• What you will do
Reproduce the full listing that appears beneath this instruction exactly.

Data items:
----

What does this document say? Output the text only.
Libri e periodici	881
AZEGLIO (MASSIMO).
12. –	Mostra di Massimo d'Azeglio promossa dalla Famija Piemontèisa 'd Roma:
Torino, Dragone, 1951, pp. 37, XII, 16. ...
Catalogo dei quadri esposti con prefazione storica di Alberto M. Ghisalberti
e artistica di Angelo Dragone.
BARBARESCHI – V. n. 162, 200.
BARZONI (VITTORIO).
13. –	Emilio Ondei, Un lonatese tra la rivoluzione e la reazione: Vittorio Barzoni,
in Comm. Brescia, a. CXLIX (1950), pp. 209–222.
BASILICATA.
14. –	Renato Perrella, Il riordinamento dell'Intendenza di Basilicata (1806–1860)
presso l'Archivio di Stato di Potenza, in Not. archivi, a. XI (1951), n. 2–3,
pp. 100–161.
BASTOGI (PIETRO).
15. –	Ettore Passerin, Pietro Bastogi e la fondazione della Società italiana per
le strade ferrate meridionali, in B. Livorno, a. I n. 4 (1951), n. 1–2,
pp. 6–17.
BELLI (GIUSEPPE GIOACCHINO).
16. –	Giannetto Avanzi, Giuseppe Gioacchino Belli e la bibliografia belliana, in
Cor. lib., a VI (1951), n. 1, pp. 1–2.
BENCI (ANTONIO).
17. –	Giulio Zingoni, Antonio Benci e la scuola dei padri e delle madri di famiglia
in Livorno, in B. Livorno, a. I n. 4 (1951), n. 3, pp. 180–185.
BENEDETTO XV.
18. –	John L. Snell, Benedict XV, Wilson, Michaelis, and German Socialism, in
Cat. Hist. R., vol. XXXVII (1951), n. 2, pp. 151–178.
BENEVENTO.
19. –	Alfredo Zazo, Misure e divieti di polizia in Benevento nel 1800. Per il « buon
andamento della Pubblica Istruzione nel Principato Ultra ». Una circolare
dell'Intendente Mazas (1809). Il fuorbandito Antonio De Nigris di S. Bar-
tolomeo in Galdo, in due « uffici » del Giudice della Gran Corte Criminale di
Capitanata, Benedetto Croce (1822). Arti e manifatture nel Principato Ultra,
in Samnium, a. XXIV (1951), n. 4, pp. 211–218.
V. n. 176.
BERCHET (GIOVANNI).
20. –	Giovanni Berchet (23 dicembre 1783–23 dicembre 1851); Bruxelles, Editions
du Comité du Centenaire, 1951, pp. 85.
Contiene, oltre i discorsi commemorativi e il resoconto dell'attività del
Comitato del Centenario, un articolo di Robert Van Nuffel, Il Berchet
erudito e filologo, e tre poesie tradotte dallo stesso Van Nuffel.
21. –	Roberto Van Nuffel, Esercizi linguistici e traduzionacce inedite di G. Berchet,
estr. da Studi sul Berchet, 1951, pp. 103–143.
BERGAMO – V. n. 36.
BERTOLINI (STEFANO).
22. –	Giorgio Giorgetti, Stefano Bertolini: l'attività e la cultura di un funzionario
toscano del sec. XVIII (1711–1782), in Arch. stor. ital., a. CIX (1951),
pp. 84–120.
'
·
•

----

• Answer to this task
What does this document say? Output the text only.
Libri e periodici	881
AZEGLIO (MASSIMO).
12. –	Mostra di Massimo d'Azeglio promossa dalla Famija Piemontèisa 'd Roma:
Torino, Dragone, 1951, pp. 37, XII, 16. ...
Catalogo dei quadri esposti con prefazione storica di Alberto M. Ghisalberti
e artistica di Angelo Dragone.
BARBARESCHI – V. n. 162, 200.
BARZONI (VITTORIO).
13. –	Emilio Ondei, Un lonatese tra la rivoluzione e la reazione: Vittorio Barzoni,
in Comm. Brescia, a. CXLIX (1950), pp. 209–222.
BASILICATA.
14. –	Renato Perrella, Il riordinamento dell'Intendenza di Basilicata (1806–1860)
presso l'Archivio di Stato di Potenza, in Not. archivi, a. XI (1951), n. 2–3,
pp. 100–161.
BASTOGI (PIETRO).
15. –	Ettore Passerin, Pietro Bastogi e la fondazione della Società italiana per
le strade ferrate meridionali, in B. Livorno, a. I n. 4 (1951), n. 1–2,
pp. 6–17.
BELLI (GIUSEPPE GIOACCHINO).
16. –	Giannetto Avanzi, Giuseppe Gioacchino Belli e la bibliografia belliana, in
Cor. lib., a VI (1951), n. 1, pp. 1–2.
BENCI (ANTONIO).
17. –	Giulio Zingoni, Antonio Benci e la scuola dei padri e delle madri di famiglia
in Livorno, in B. Livorno, a. I n. 4 (1951), n. 3, pp. 180–185.
BENEDETTO XV.
18. –	John L. Snell, Benedict XV, Wilson, Michaelis, and German Socialism, in
Cat. Hist. R., vol. XXXVII (1951), n. 2, pp. 151–178.
BENEVENTO.
19. –	Alfredo Zazo, Misure e divieti di polizia in Benevento nel 1800. Per il « buon
andamento della Pubblica Istruzione nel Principato Ultra ». Una circolare
dell'Intendente Mazas (1809). Il fuorbandito Antonio De Nigris di S. Bar-
tolomeo in Galdo, in due « uffici » del Giudice della Gran Corte Criminale di
Capitanata, Benedetto Croce (1822). Arti e manifatture nel Principato Ultra,
in Samnium, a. XXIV (1951), n. 4, pp. 211–218.
V. n. 176.
BERCHET (GIOVANNI).
20. –	Giovanni Berchet (23 dicembre 1783–23 dicembre 1851); Bruxelles, Editions
du Comité du Centenaire, 1951, pp. 85.
Contiene, oltre i discorsi commemorativi e il resoconto dell'attività del
Comitato del Centenario, un articolo di Robert Van Nuffel, Il Berchet
erudito e filologo, e tre poesie tradotte dallo stesso Van Nuffel.
21. –	Roberto Van Nuffel, Esercizi linguistici e traduzionacce inedite di G. Berchet,
estr. da Studi sul Berchet, 1951, pp. 103–143.
BERGAMO – V. n. 36.
BERTOLINI (STEFANO).
22. –	Giorgio Giorgetti, Stefano Bertolini: l'attività e la cultura di un funzionario
toscano del sec. XVIII (1711–1782), in Arch. stor. ital., a. CIX (1951),
pp. 84–120.
'
·
•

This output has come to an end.